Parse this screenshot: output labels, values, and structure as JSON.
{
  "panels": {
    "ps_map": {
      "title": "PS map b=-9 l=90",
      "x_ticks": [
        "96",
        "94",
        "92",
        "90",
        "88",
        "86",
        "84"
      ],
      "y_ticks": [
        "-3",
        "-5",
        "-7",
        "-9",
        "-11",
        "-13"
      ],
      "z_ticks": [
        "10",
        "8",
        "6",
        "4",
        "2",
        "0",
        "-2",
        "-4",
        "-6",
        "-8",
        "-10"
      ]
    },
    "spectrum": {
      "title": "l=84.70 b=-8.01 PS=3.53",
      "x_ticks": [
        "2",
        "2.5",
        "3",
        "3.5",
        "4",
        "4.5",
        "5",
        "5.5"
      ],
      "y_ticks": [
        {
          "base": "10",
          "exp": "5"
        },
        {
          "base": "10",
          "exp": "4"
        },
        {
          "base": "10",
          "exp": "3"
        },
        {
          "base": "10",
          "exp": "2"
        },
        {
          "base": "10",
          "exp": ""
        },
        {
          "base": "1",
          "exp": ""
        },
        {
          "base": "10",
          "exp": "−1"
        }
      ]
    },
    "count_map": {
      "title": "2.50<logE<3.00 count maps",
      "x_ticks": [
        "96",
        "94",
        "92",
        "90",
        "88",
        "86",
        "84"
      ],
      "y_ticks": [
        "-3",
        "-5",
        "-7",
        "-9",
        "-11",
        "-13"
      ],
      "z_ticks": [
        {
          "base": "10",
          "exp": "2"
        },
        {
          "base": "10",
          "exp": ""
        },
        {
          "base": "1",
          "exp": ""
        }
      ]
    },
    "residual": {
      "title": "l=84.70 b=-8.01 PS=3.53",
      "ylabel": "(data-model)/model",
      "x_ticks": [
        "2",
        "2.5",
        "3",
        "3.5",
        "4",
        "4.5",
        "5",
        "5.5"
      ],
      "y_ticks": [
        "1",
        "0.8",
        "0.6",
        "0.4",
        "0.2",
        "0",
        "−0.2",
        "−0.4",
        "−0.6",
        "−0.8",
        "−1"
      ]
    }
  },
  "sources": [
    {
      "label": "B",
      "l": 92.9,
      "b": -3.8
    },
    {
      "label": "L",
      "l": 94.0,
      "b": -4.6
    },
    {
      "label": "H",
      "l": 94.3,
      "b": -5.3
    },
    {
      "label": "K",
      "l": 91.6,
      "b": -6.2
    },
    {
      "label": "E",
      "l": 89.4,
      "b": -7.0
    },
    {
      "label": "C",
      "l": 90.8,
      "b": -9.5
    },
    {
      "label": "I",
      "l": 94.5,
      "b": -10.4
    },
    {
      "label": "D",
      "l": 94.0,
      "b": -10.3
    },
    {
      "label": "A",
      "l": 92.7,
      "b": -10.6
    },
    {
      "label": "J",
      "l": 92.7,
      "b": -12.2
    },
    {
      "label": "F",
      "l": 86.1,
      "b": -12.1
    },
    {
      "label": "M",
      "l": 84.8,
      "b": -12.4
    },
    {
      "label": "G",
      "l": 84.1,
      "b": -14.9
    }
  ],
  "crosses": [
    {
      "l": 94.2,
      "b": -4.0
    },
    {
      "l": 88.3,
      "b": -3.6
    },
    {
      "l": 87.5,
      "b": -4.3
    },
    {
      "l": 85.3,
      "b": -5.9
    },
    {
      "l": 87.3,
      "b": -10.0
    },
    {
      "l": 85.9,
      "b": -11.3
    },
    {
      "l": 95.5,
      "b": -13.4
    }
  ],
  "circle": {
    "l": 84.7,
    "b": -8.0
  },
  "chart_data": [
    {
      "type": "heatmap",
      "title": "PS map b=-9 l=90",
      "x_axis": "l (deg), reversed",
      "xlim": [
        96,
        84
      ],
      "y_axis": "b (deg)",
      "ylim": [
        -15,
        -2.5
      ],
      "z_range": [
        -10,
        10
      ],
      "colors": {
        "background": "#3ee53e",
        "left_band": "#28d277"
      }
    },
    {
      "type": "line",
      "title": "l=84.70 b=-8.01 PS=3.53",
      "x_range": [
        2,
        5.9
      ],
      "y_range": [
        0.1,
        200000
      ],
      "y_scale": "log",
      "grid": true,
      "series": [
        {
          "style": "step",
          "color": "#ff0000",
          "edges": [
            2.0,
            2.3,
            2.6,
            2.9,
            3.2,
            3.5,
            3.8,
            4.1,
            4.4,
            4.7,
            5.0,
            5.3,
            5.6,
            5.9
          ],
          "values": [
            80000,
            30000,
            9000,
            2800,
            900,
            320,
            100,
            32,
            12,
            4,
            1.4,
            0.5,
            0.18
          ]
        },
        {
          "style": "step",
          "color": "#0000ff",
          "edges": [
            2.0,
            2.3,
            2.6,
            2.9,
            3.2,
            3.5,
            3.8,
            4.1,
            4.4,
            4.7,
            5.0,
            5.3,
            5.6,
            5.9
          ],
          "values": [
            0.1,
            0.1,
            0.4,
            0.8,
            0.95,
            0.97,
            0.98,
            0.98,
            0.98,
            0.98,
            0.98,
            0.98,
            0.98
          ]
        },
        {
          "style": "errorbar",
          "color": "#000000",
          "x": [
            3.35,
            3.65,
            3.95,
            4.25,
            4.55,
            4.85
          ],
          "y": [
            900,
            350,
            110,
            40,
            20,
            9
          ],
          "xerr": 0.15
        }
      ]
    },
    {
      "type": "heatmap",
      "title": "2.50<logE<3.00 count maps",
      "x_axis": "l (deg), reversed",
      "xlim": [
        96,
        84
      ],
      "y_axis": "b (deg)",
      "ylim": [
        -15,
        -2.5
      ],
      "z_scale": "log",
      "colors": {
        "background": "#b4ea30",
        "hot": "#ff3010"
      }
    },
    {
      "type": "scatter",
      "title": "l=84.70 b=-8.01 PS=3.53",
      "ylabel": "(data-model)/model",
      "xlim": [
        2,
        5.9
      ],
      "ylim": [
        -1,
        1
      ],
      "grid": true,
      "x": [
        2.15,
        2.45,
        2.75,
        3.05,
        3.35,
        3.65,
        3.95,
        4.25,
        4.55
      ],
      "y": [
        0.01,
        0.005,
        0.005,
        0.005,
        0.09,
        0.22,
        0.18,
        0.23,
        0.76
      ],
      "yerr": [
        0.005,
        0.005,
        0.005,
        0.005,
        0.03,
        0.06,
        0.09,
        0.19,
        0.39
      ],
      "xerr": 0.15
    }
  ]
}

..............................

### [Challenge]
Repeat the lines above exactly.

### [Exercise output]
Parse this screenshot: output labels, values, and structure as JSON.
{
  "panels": {
    "ps_map": {
      "title": "PS map b=-9 l=90",
      "x_ticks": [
        "96",
        "94",
        "92",
        "90",
        "88",
        "86",
        "84"
      ],
      "y_ticks": [
        "-3",
        "-5",
        "-7",
        "-9",
        "-11",
        "-13"
      ],
      "z_ticks": [
        "10",
        "8",
        "6",
        "4",
        "2",
        "0",
        "-2",
        "-4",
        "-6",
        "-8",
        "-10"
      ]
    },
    "spectrum": {
      "title": "l=84.70 b=-8.01 PS=3.53",
      "x_ticks": [
        "2",
        "2.5",
        "3",
        "3.5",
        "4",
        "4.5",
        "5",
        "5.5"
      ],
      "y_ticks": [
        {
          "base": "10",
          "exp": "5"
        },
        {
          "base": "10",
          "exp": "4"
        },
        {
          "base": "10",
          "exp": "3"
        },
        {
          "base": "10",
          "exp": "2"
        },
        {
          "base": "10",
          "exp": ""
        },
        {
          "base": "1",
          "exp": ""
        },
        {
          "base": "10",
          "exp": "−1"
        }
      ]
    },
    "count_map": {
      "title": "2.50<logE<3.00 count maps",
      "x_ticks": [
        "96",
        "94",
        "92",
        "90",
        "88",
        "86",
        "84"
      ],
      "y_ticks": [
        "-3",
        "-5",
        "-7",
        "-9",
        "-11",
        "-13"
      ],
      "z_ticks": [
        {
          "base": "10",
          "exp": "2"
        },
        {
          "base": "10",
          "exp": ""
        },
        {
          "base": "1",
          "exp": ""
        }
      ]
    },
    "residual": {
      "title": "l=84.70 b=-8.01 PS=3.53",
      "ylabel": "(data-model)/model",
      "x_ticks": [
        "2",
        "2.5",
        "3",
        "3.5",
        "4",
        "4.5",
        "5",
        "5.5"
      ],
      "y_ticks": [
        "1",
        "0.8",
        "0.6",
        "0.4",
        "0.2",
        "0",
        "−0.2",
        "−0.4",
        "−0.6",
        "−0.8",
        "−1"
      ]
    }
  },
  "sources": [
    {
      "label": "B",
      "l": 92.9,
      "b": -3.8
    },
    {
      "label": "L",
      "l": 94.0,
      "b": -4.6
    },
    {
      "label": "H",
      "l": 94.3,
      "b": -5.3
    },
    {
      "label": "K",
      "l": 91.6,
      "b": -6.2
    },
    {
      "label": "E",
      "l": 89.4,
      "b": -7.0
    },
    {
      "label": "C",
      "l": 90.8,
      "b": -9.5
    },
    {
      "label": "I",
      "l": 94.5,
      "b": -10.4
    },
    {
      "label": "D",
      "l": 94.0,
      "b": -10.3
    },
    {
      "label": "A",
      "l": 92.7,
      "b": -10.6
    },
    {
      "label": "J",
      "l": 92.7,
      "b": -12.2
    },
    {
      "label": "F",
      "l": 86.1,
      "b": -12.1
    },
    {
      "label": "M",
      "l": 84.8,
      "b": -12.4
    },
    {
      "label": "G",
      "l": 84.1,
      "b": -14.9
    }
  ],
  "crosses": [
    {
      "l": 94.2,
      "b": -4.0
    },
    {
      "l": 88.3,
      "b": -3.6
    },
    {
      "l": 87.5,
      "b": -4.3
    },
    {
      "l": 85.3,
      "b": -5.9
    },
    {
      "l": 87.3,
      "b": -10.0
    },
    {
      "l": 85.9,
      "b": -11.3
    },
    {
      "l": 95.5,
      "b": -13.4
    }
  ],
  "circle": {
    "l": 84.7,
    "b": -8.0
  },
  "chart_data": [
    {
      "type": "heatmap",
      "title": "PS map b=-9 l=90",
      "x_axis": "l (deg), reversed",
      "xlim": [
        96,
        84
      ],
      "y_axis": "b (deg)",
      "ylim": [
        -15,
        -2.5
      ],
      "z_range": [
        -10,
        10
      ],
      "colors": {
        "background": "#3ee53e",
        "left_band": "#28d277"
      }
    },
    {
      "type": "line",
      "title": "l=84.70 b=-8.01 PS=3.53",
      "x_range": [
        2,
        5.9
      ],
      "y_range": [
        0.1,
        200000
      ],
      "y_scale": "log",
      "grid": true,
      "series": [
        {
          "style": "step",
          "color": "#ff0000",
          "edges": [
            2.0,
            2.3,
            2.6,
            2.9,
            3.2,
            3.5,
            3.8,
            4.1,
            4.4,
            4.7,
            5.0,
            5.3,
            5.6,
            5.9
          ],
          "values": [
            80000,
            30000,
            9000,
            2800,
            900,
            320,
            100,
            32,
            12,
            4,
            1.4,
            0.5,
            0.18
          ]
        },
        {
          "style": "step",
          "color": "#0000ff",
          "edges": [
            2.0,
            2.3,
            2.6,
            2.9,
            3.2,
            3.5,
            3.8,
            4.1,
            4.4,
            4.7,
            5.0,
            5.3,
            5.6,
            5.9
          ],
          "values": [
            0.1,
            0.1,
            0.4,
            0.8,
            0.95,
            0.97,
            0.98,
            0.98,
            0.98,
            0.98,
            0.98,
            0.98,
            0.98
          ]
        },
        {
          "style": "errorbar",
          "color": "#000000",
          "x": [
            3.35,
            3.65,
            3.95,
            4.25,
            4.55,
            4.85
          ],
          "y": [
            900,
            350,
            110,
            40,
            20,
            9
          ],
          "xerr": 0.15
        }
      ]
    },
    {
      "type": "heatmap",
      "title": "2.50<logE<3.00 count maps",
      "x_axis": "l (deg), reversed",
      "xlim": [
        96,
        84
      ],
      "y_axis": "b (deg)",
      "ylim": [
        -15,
        -2.5
      ],
      "z_scale": "log",
      "colors": {
        "background": "#b4ea30",
        "hot": "#ff3010"
      }
    },
    {
      "type": "scatter",
      "title": "l=84.70 b=-8.01 PS=3.53",
      "ylabel": "(data-model)/model",
      "xlim": [
        2,
        5.9
      ],
      "ylim": [
        -1,
        1
      ],
      "grid": true,
      "x": [
        2.15,
        2.45,
        2.75,
        3.05,
        3.35,
        3.65,
        3.95,
        4.25,
        4.55
      ],
      "y": [
        0.01,
        0.005,
        0.005,
        0.005,
        0.09,
        0.22,
        0.18,
        0.23,
        0.76
      ],
      "yerr": [
        0.005,
        0.005,
        0.005,
        0.005,
        0.03,
        0.06,
        0.09,
        0.19,
        0.39
      ],
      "xerr": 0.15
    }
  ]
}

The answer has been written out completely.